[BEGIN INPUT MATERIAL]

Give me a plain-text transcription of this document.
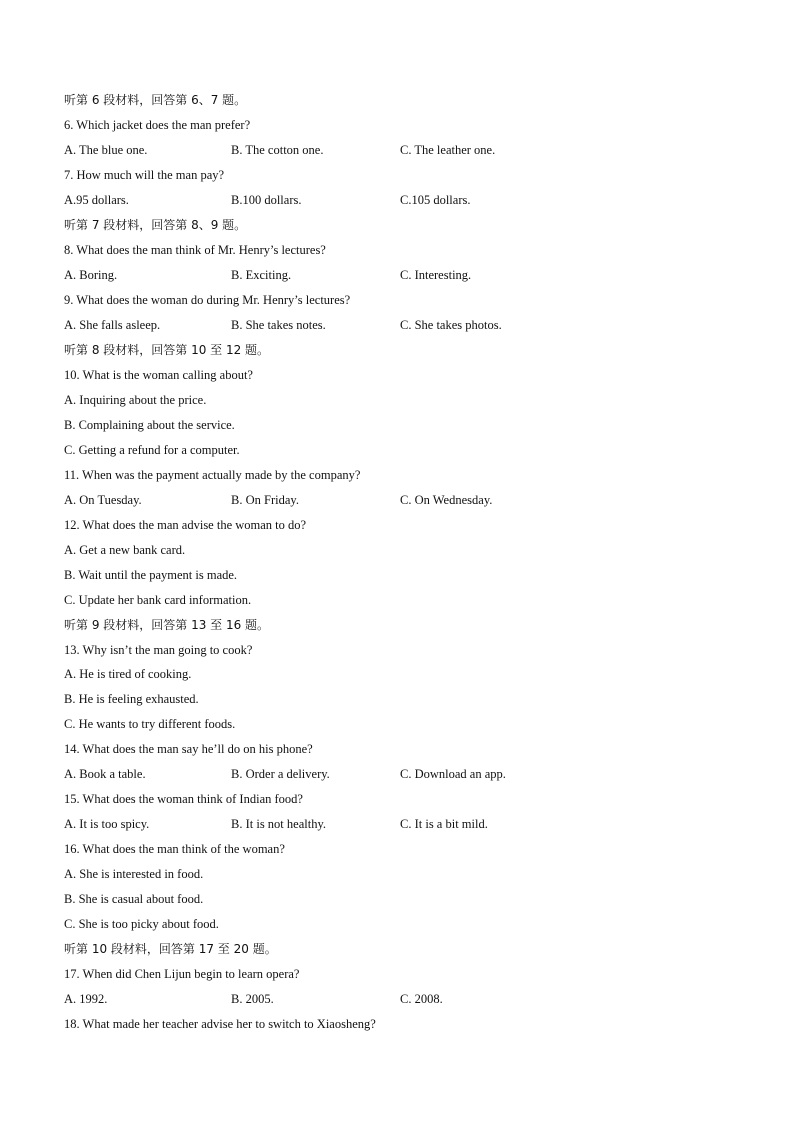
听第 6 段材料，回答第 6、7 题。
6. Which jacket does the man prefer?
A. The blue one.	B. The cotton one.	C. The leather one.
7. How much will the man pay?
A.95 dollars.	B.100 dollars.	C.105 dollars.
听第 7 段材料，回答第 8、9 题。
8. What does the man think of Mr. Henry’s lectures?
A. Boring.	B. Exciting.	C. Interesting.
9. What does the woman do during Mr. Henry’s lectures?
A. She falls asleep.	B. She takes notes.	C. She takes photos.
听第 8 段材料，回答第 10 至 12 题。
10. What is the woman calling about?
A. Inquiring about the price.
B. Complaining about the service.
C. Getting a refund for a computer.
11. When was the payment actually made by the company?
A. On Tuesday.	B. On Friday.	C. On Wednesday.
12. What does the man advise the woman to do?
A. Get a new bank card.
B. Wait until the payment is made.
C. Update her bank card information.
听第 9 段材料，回答第 13 至 16 题。
13. Why isn’t the man going to cook?
A. He is tired of cooking.
B. He is feeling exhausted.
C. He wants to try different foods.
14. What does the man say he’ll do on his phone?
A. Book a table.	B. Order a delivery.	C. Download an app.
15. What does the woman think of Indian food?
A. It is too spicy.	B. It is not healthy.	C. It is a bit mild.
16. What does the man think of the woman?
A. She is interested in food.
B. She is casual about food.
C. She is too picky about food.
听第 10 段材料，回答第 17 至 20 题。
17. When did Chen Lijun begin to learn opera?
A. 1992.	B. 2005.	C. 2008.
18. What made her teacher advise her to switch to Xiaosheng?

[END INPUT MATERIAL]

_WHAT YOU HAVE TO DO_.
Transcribe the records above exactly as they appear, leaving out any pictures.

_SOLUTION FOR THIS TASK_.
Give me a plain-text transcription of this document.
听第 6 段材料，回答第 6、7 题。
6. Which jacket does the man prefer?
A. The blue one.	B. The cotton one.	C. The leather one.
7. How much will the man pay?
A.95 dollars.	B.100 dollars.	C.105 dollars.
听第 7 段材料，回答第 8、9 题。
8. What does the man think of Mr. Henry’s lectures?
A. Boring.	B. Exciting.	C. Interesting.
9. What does the woman do during Mr. Henry’s lectures?
A. She falls asleep.	B. She takes notes.	C. She takes photos.
听第 8 段材料，回答第 10 至 12 题。
10. What is the woman calling about?
A. Inquiring about the price.
B. Complaining about the service.
C. Getting a refund for a computer.
11. When was the payment actually made by the company?
A. On Tuesday.	B. On Friday.	C. On Wednesday.
12. What does the man advise the woman to do?
A. Get a new bank card.
B. Wait until the payment is made.
C. Update her bank card information.
听第 9 段材料，回答第 13 至 16 题。
13. Why isn’t the man going to cook?
A. He is tired of cooking.
B. He is feeling exhausted.
C. He wants to try different foods.
14. What does the man say he’ll do on his phone?
A. Book a table.	B. Order a delivery.	C. Download an app.
15. What does the woman think of Indian food?
A. It is too spicy.	B. It is not healthy.	C. It is a bit mild.
16. What does the man think of the woman?
A. She is interested in food.
B. She is casual about food.
C. She is too picky about food.
听第 10 段材料，回答第 17 至 20 题。
17. When did Chen Lijun begin to learn opera?
A. 1992.	B. 2005.	C. 2008.
18. What made her teacher advise her to switch to Xiaosheng?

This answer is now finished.